JOB
Repeat, exactly and in full, the lines of the listing below, but without any pictures.

EXCERPTED RECORDS
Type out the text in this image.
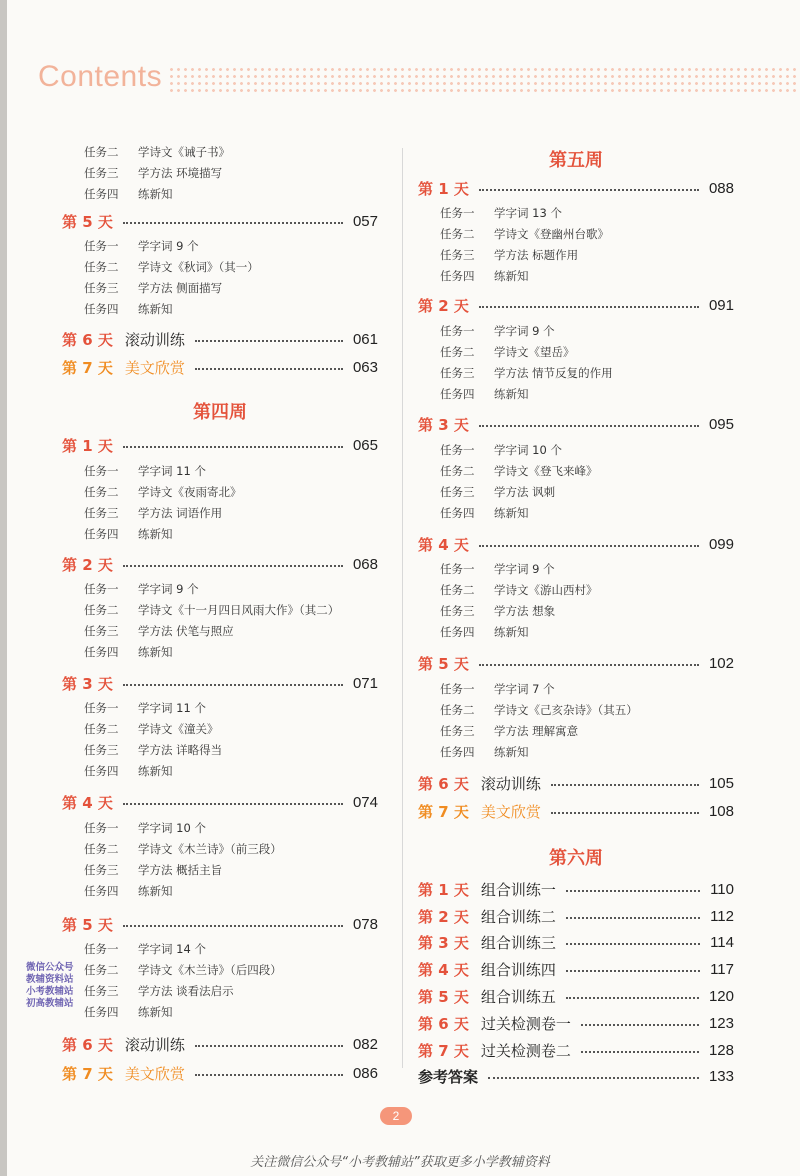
Contents
任务二 学诗文《诫子书》
任务三 学方法 环境描写
任务四 练新知
第 5 天	057
任务一 学字词 9 个
任务二 学诗文《秋词》（其一）
任务三 学方法 侧面描写
任务四 练新知
第 6 天 滚动训练	061
第 7 天 美文欣赏	063
第四周
第 1 天	065
任务一 学字词 11 个
任务二 学诗文《夜雨寄北》
任务三 学方法 词语作用
任务四 练新知
第 2 天	068
任务一 学字词 9 个
任务二 学诗文《十一月四日风雨大作》（其二）
任务三 学方法 伏笔与照应
任务四 练新知
第 3 天	071
任务一 学字词 11 个
任务二 学诗文《潼关》
任务三 学方法 详略得当
任务四 练新知
第 4 天	074
任务一 学字词 10 个
任务二 学诗文《木兰诗》（前三段）
任务三 学方法 概括主旨
任务四 练新知
第 5 天	078
任务一 学字词 14 个
任务二 学诗文《木兰诗》（后四段）
任务三 学方法 谈看法启示
任务四 练新知
第 6 天 滚动训练	082
第 7 天 美文欣赏	086
第五周
第 1 天	088
任务一 学字词 13 个
任务二 学诗文《登幽州台歌》
任务三 学方法 标题作用
任务四 练新知
第 2 天	091
任务一 学字词 9 个
任务二 学诗文《望岳》
任务三 学方法 情节反复的作用
任务四 练新知
第 3 天	095
任务一 学字词 10 个
任务二 学诗文《登飞来峰》
任务三 学方法 讽刺
任务四 练新知
第 4 天	099
任务一 学字词 9 个
任务二 学诗文《游山西村》
任务三 学方法 想象
任务四 练新知
第 5 天	102
任务一 学字词 7 个
任务二 学诗文《己亥杂诗》（其五）
任务三 学方法 理解寓意
任务四 练新知
第 6 天 滚动训练	105
第 7 天 美文欣赏	108
第六周
第 1 天 组合训练一	110
第 2 天 组合训练二	112
第 3 天 组合训练三	114
第 4 天 组合训练四	117
第 5 天 组合训练五	120
第 6 天 过关检测卷一	123
第 7 天 过关检测卷二	128
参考答案	133
微信公众号 教辅资料站 小考教辅站 初高教辅站
2
关注微信公众号“小考教辅站”获取更多小学教辅资料
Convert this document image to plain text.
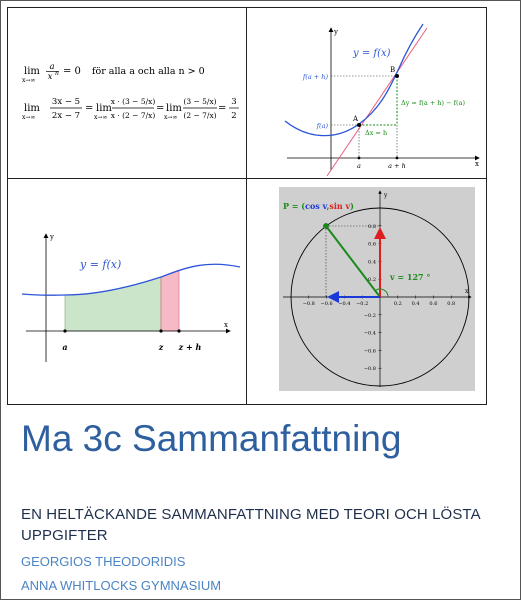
lim
x→∞
a
x n = 0 för alla a och alla n > 0
lim
x→∞
3x − 5
2x − 7
= lim
x→∞
x · (3 − 5/x)
x · (2 − 7/x)
= lim
x→∞
(3 − 5/x)
(2 − 7/x)
=
3
2
y
x
y = f(x)
A
B
f(a)
f(a + h)
a	a + h
Δx = h
Δy = f(a + h) − f(a)
y
x
y = f(x)
a	z z + h
x
y
−0.8 −0.6 −0.4 −0.2	0.2 0.4 0.6 0.8
0.8
0.6
0.4
0.2
−0.2
−0.4
−0.6
−0.8
P = (cos v,sin v)
v = 127 °
Ma 3c Sammanfattning

EN HELTÄCKANDE SAMMANFATTNING MED TEORI OCH LÖSTA UPPGIFTER

GEORGIOS THEODORIDIS

ANNA WHITLOCKS GYMNASIUM
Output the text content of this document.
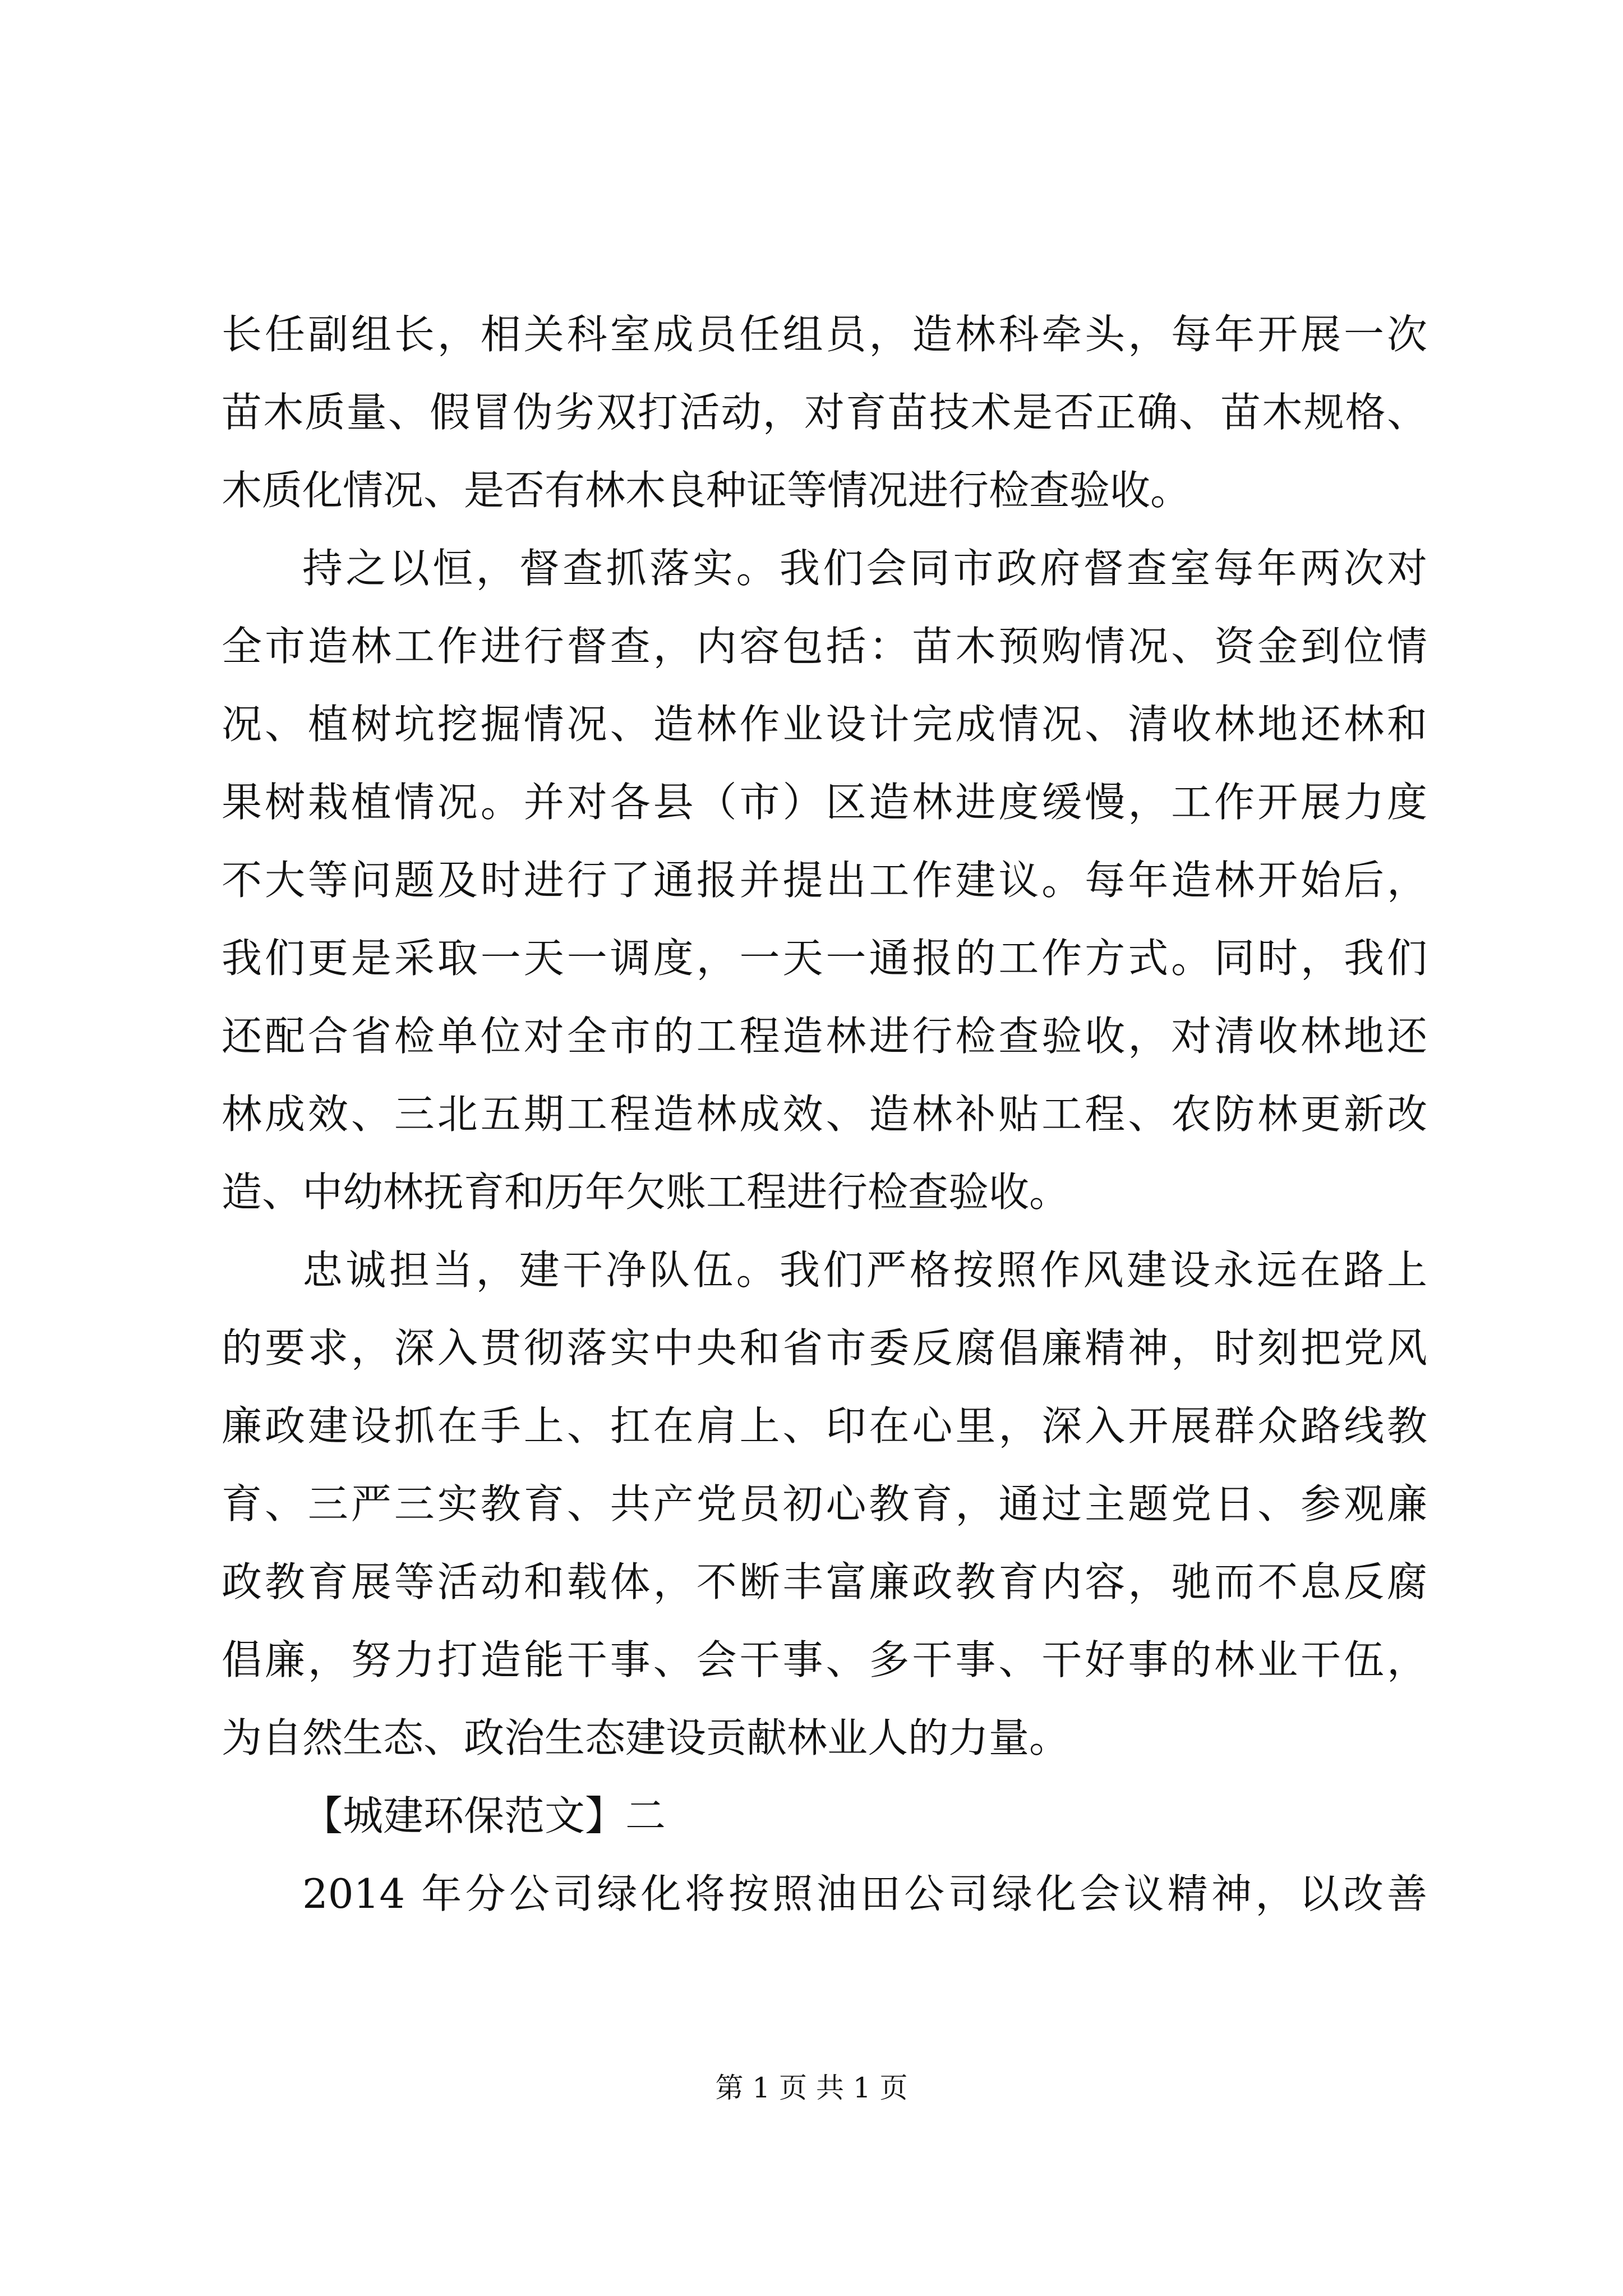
长任副组长，相关科室成员任组员，造林科牵头，每年开展一次
苗木质量、假冒伪劣双打活动，对育苗技术是否正确、苗木规格、
木质化情况、是否有林木良种证等情况进行检查验收。
持之以恒，督查抓落实。我们会同市政府督查室每年两次对
全市造林工作进行督查，内容包括：苗木预购情况、资金到位情
况、植树坑挖掘情况、造林作业设计完成情况、清收林地还林和
果树栽植情况。并对各县（市）区造林进度缓慢，工作开展力度
不大等问题及时进行了通报并提出工作建议。每年造林开始后，
我们更是采取一天一调度，一天一通报的工作方式。同时，我们
还配合省检单位对全市的工程造林进行检查验收，对清收林地还
林成效、三北五期工程造林成效、造林补贴工程、农防林更新改
造、中幼林抚育和历年欠账工程进行检查验收。
忠诚担当，建干净队伍。我们严格按照作风建设永远在路上
的要求，深入贯彻落实中央和省市委反腐倡廉精神，时刻把党风
廉政建设抓在手上、扛在肩上、印在心里，深入开展群众路线教
育、三严三实教育、共产党员初心教育，通过主题党日、参观廉
政教育展等活动和载体，不断丰富廉政教育内容，驰而不息反腐
倡廉，努力打造能干事、会干事、多干事、干好事的林业干伍，
为自然生态、政治生态建设贡献林业人的力量。
【城建环保范文】二
2014 年分公司绿化将按照油田公司绿化会议精神，以改善
第 1 页 共 1 页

EXPECTED ANSWER
Type out the text in this image.
Contents
任务二 学诗文《诫子书》
任务三 学方法 环境描写
任务四 练新知
第 5 天	057
任务一 学字词 9 个
任务二 学诗文《秋词》（其一）
任务三 学方法 侧面描写
任务四 练新知
第 6 天 滚动训练	061
第 7 天 美文欣赏	063
第四周
第 1 天	065
任务一 学字词 11 个
任务二 学诗文《夜雨寄北》
任务三 学方法 词语作用
任务四 练新知
第 2 天	068
任务一 学字词 9 个
任务二 学诗文《十一月四日风雨大作》（其二）
任务三 学方法 伏笔与照应
任务四 练新知
第 3 天	071
任务一 学字词 11 个
任务二 学诗文《潼关》
任务三 学方法 详略得当
任务四 练新知
第 4 天	074
任务一 学字词 10 个
任务二 学诗文《木兰诗》（前三段）
任务三 学方法 概括主旨
任务四 练新知
第 5 天	078
任务一 学字词 14 个
任务二 学诗文《木兰诗》（后四段）
任务三 学方法 谈看法启示
任务四 练新知
第 6 天 滚动训练	082
第 7 天 美文欣赏	086
第五周
第 1 天	088
任务一 学字词 13 个
任务二 学诗文《登幽州台歌》
任务三 学方法 标题作用
任务四 练新知
第 2 天	091
任务一 学字词 9 个
任务二 学诗文《望岳》
任务三 学方法 情节反复的作用
任务四 练新知
第 3 天	095
任务一 学字词 10 个
任务二 学诗文《登飞来峰》
任务三 学方法 讽刺
任务四 练新知
第 4 天	099
任务一 学字词 9 个
任务二 学诗文《游山西村》
任务三 学方法 想象
任务四 练新知
第 5 天	102
任务一 学字词 7 个
任务二 学诗文《己亥杂诗》（其五）
任务三 学方法 理解寓意
任务四 练新知
第 6 天 滚动训练	105
第 7 天 美文欣赏	108
第六周
第 1 天 组合训练一	110
第 2 天 组合训练二	112
第 3 天 组合训练三	114
第 4 天 组合训练四	117
第 5 天 组合训练五	120
第 6 天 过关检测卷一	123
第 7 天 过关检测卷二	128
参考答案	133
微信公众号 教辅资料站 小考教辅站 初高教辅站
2
关注微信公众号“小考教辅站”获取更多小学教辅资料
Convert this document image to plain text.
lim
x→∞
a
x n = 0 för alla a och alla n > 0
lim
x→∞
3x − 5
2x − 7
= lim
x→∞
x · (3 − 5/x)
x · (2 − 7/x)
= lim
x→∞
(3 − 5/x)
(2 − 7/x)
=
3
2
y
x
y = f(x)
A
B
f(a)
f(a + h)
a	a + h
Δx = h
Δy = f(a + h) − f(a)
y
x
y = f(x)
a	z z + h
x
y
−0.8 −0.6 −0.4 −0.2	0.2 0.4 0.6 0.8
0.8
0.6
0.4
0.2
−0.2
−0.4
−0.6
−0.8
P = (cos v,sin v)
v = 127 °
Ma 3c Sammanfattning

EN HELTÄCKANDE SAMMANFATTNING MED TEORI OCH LÖSTA UPPGIFTER

GEORGIOS THEODORIDIS

ANNA WHITLOCKS GYMNASIUM
Output the text content of this document.
长任副组长，相关科室成员任组员，造林科牵头，每年开展一次
苗木质量、假冒伪劣双打活动，对育苗技术是否正确、苗木规格、
木质化情况、是否有林木良种证等情况进行检查验收。
持之以恒，督查抓落实。我们会同市政府督查室每年两次对
全市造林工作进行督查，内容包括：苗木预购情况、资金到位情
况、植树坑挖掘情况、造林作业设计完成情况、清收林地还林和
果树栽植情况。并对各县（市）区造林进度缓慢，工作开展力度
不大等问题及时进行了通报并提出工作建议。每年造林开始后，
我们更是采取一天一调度，一天一通报的工作方式。同时，我们
还配合省检单位对全市的工程造林进行检查验收，对清收林地还
林成效、三北五期工程造林成效、造林补贴工程、农防林更新改
造、中幼林抚育和历年欠账工程进行检查验收。
忠诚担当，建干净队伍。我们严格按照作风建设永远在路上
的要求，深入贯彻落实中央和省市委反腐倡廉精神，时刻把党风
廉政建设抓在手上、扛在肩上、印在心里，深入开展群众路线教
育、三严三实教育、共产党员初心教育，通过主题党日、参观廉
政教育展等活动和载体，不断丰富廉政教育内容，驰而不息反腐
倡廉，努力打造能干事、会干事、多干事、干好事的林业干伍，
为自然生态、政治生态建设贡献林业人的力量。
【城建环保范文】二
2014 年分公司绿化将按照油田公司绿化会议精神，以改善
第 1 页 共 1 页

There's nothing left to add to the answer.